Your instructions: Nothing should be left out: output all of the entries exactly.

-- start Extracted entries --

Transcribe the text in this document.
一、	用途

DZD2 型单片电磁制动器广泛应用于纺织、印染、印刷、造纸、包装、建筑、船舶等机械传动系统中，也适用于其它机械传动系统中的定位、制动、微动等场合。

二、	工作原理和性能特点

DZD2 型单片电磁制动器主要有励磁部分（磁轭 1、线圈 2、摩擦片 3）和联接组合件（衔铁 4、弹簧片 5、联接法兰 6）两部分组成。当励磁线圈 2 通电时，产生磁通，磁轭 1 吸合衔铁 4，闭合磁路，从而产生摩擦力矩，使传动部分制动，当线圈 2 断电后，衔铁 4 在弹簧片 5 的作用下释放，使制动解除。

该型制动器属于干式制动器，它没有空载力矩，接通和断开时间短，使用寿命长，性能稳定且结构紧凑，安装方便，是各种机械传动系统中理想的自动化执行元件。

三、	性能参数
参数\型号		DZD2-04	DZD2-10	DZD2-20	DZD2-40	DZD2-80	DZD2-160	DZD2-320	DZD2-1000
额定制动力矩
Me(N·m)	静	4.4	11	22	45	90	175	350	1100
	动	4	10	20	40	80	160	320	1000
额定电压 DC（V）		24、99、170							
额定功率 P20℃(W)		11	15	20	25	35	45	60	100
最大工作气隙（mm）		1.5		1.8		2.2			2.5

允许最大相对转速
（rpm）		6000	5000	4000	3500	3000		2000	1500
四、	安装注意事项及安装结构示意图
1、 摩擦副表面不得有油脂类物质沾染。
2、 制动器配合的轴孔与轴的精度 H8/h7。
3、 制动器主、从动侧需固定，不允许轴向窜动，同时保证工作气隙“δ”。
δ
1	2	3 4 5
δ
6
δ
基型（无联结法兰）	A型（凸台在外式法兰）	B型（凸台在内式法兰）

-- end Extracted entries --

Answer to this task:
Transcribe the text in this document.
一、	用途

DZD2 型单片电磁制动器广泛应用于纺织、印染、印刷、造纸、包装、建筑、船舶等机械传动系统中，也适用于其它机械传动系统中的定位、制动、微动等场合。

二、	工作原理和性能特点

DZD2 型单片电磁制动器主要有励磁部分（磁轭 1、线圈 2、摩擦片 3）和联接组合件（衔铁 4、弹簧片 5、联接法兰 6）两部分组成。当励磁线圈 2 通电时，产生磁通，磁轭 1 吸合衔铁 4，闭合磁路，从而产生摩擦力矩，使传动部分制动，当线圈 2 断电后，衔铁 4 在弹簧片 5 的作用下释放，使制动解除。

该型制动器属于干式制动器，它没有空载力矩，接通和断开时间短，使用寿命长，性能稳定且结构紧凑，安装方便，是各种机械传动系统中理想的自动化执行元件。

三、	性能参数
参数\型号		DZD2-04	DZD2-10	DZD2-20	DZD2-40	DZD2-80	DZD2-160	DZD2-320	DZD2-1000
额定制动力矩
Me(N·m)	静	4.4	11	22	45	90	175	350	1100
	动	4	10	20	40	80	160	320	1000
额定电压 DC（V）		24、99、170							
额定功率 P20℃(W)		11	15	20	25	35	45	60	100
最大工作气隙（mm）		1.5		1.8		2.2			2.5

允许最大相对转速
（rpm）		6000	5000	4000	3500	3000		2000	1500
四、	安装注意事项及安装结构示意图
1、 摩擦副表面不得有油脂类物质沾染。
2、 制动器配合的轴孔与轴的精度 H8/h7。
3、 制动器主、从动侧需固定，不允许轴向窜动，同时保证工作气隙“δ”。
δ
1	2	3 4 5
δ
6
δ
基型（无联结法兰）	A型（凸台在外式法兰）	B型（凸台在内式法兰）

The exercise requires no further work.